[Start DATA EXCERPTS]

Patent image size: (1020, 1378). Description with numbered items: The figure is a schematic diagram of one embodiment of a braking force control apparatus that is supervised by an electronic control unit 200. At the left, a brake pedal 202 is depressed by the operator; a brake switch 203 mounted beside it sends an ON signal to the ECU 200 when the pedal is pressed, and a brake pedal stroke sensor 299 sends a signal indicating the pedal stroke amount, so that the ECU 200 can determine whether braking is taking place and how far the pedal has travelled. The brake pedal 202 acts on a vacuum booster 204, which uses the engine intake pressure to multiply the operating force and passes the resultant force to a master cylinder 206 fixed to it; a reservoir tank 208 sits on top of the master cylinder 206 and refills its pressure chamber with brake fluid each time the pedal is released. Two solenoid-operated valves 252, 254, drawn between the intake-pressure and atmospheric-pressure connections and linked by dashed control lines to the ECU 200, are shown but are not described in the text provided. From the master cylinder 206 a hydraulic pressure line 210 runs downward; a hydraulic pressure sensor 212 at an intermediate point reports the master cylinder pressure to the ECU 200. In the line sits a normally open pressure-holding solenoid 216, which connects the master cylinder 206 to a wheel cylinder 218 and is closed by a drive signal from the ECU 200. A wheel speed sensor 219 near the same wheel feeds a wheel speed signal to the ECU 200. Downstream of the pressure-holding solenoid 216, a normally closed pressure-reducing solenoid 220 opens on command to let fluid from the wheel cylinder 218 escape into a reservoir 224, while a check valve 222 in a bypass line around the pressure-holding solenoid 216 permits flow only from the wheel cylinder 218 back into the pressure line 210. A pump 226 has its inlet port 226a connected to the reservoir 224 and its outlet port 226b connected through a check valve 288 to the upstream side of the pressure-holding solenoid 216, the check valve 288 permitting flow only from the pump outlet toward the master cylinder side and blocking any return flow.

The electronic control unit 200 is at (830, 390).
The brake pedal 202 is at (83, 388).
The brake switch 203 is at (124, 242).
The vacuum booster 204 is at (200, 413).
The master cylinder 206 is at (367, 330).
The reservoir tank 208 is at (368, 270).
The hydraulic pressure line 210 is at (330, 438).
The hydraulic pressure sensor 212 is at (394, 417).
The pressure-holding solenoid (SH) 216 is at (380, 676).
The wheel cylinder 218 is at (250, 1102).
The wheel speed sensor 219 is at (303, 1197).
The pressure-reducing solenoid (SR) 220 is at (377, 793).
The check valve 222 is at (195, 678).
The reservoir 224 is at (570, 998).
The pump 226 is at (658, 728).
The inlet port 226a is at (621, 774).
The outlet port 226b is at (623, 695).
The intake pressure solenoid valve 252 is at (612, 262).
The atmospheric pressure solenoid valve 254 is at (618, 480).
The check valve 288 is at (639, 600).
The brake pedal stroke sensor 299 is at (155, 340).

[End DATA EXCERPTS]

THE REQUEST
Copy all of the records above verbatim, line for line.

REPLY TO THE EXERCISE
Patent image size: (1020, 1378). Description with numbered items: The figure is a schematic diagram of one embodiment of a braking force control apparatus that is supervised by an electronic control unit 200. At the left, a brake pedal 202 is depressed by the operator; a brake switch 203 mounted beside it sends an ON signal to the ECU 200 when the pedal is pressed, and a brake pedal stroke sensor 299 sends a signal indicating the pedal stroke amount, so that the ECU 200 can determine whether braking is taking place and how far the pedal has travelled. The brake pedal 202 acts on a vacuum booster 204, which uses the engine intake pressure to multiply the operating force and passes the resultant force to a master cylinder 206 fixed to it; a reservoir tank 208 sits on top of the master cylinder 206 and refills its pressure chamber with brake fluid each time the pedal is released. Two solenoid-operated valves 252, 254, drawn between the intake-pressure and atmospheric-pressure connections and linked by dashed control lines to the ECU 200, are shown but are not described in the text provided. From the master cylinder 206 a hydraulic pressure line 210 runs downward; a hydraulic pressure sensor 212 at an intermediate point reports the master cylinder pressure to the ECU 200. In the line sits a normally open pressure-holding solenoid 216, which connects the master cylinder 206 to a wheel cylinder 218 and is closed by a drive signal from the ECU 200. A wheel speed sensor 219 near the same wheel feeds a wheel speed signal to the ECU 200. Downstream of the pressure-holding solenoid 216, a normally closed pressure-reducing solenoid 220 opens on command to let fluid from the wheel cylinder 218 escape into a reservoir 224, while a check valve 222 in a bypass line around the pressure-holding solenoid 216 permits flow only from the wheel cylinder 218 back into the pressure line 210. A pump 226 has its inlet port 226a connected to the reservoir 224 and its outlet port 226b connected through a check valve 288 to the upstream side of the pressure-holding solenoid 216, the check valve 288 permitting flow only from the pump outlet toward the master cylinder side and blocking any return flow.

The electronic control unit 200 is at (830, 390).
The brake pedal 202 is at (83, 388).
The brake switch 203 is at (124, 242).
The vacuum booster 204 is at (200, 413).
The master cylinder 206 is at (367, 330).
The reservoir tank 208 is at (368, 270).
The hydraulic pressure line 210 is at (330, 438).
The hydraulic pressure sensor 212 is at (394, 417).
The pressure-holding solenoid (SH) 216 is at (380, 676).
The wheel cylinder 218 is at (250, 1102).
The wheel speed sensor 219 is at (303, 1197).
The pressure-reducing solenoid (SR) 220 is at (377, 793).
The check valve 222 is at (195, 678).
The reservoir 224 is at (570, 998).
The pump 226 is at (658, 728).
The inlet port 226a is at (621, 774).
The outlet port 226b is at (623, 695).
The intake pressure solenoid valve 252 is at (612, 262).
The atmospheric pressure solenoid valve 254 is at (618, 480).
The check valve 288 is at (639, 600).
The brake pedal stroke sensor 299 is at (155, 340).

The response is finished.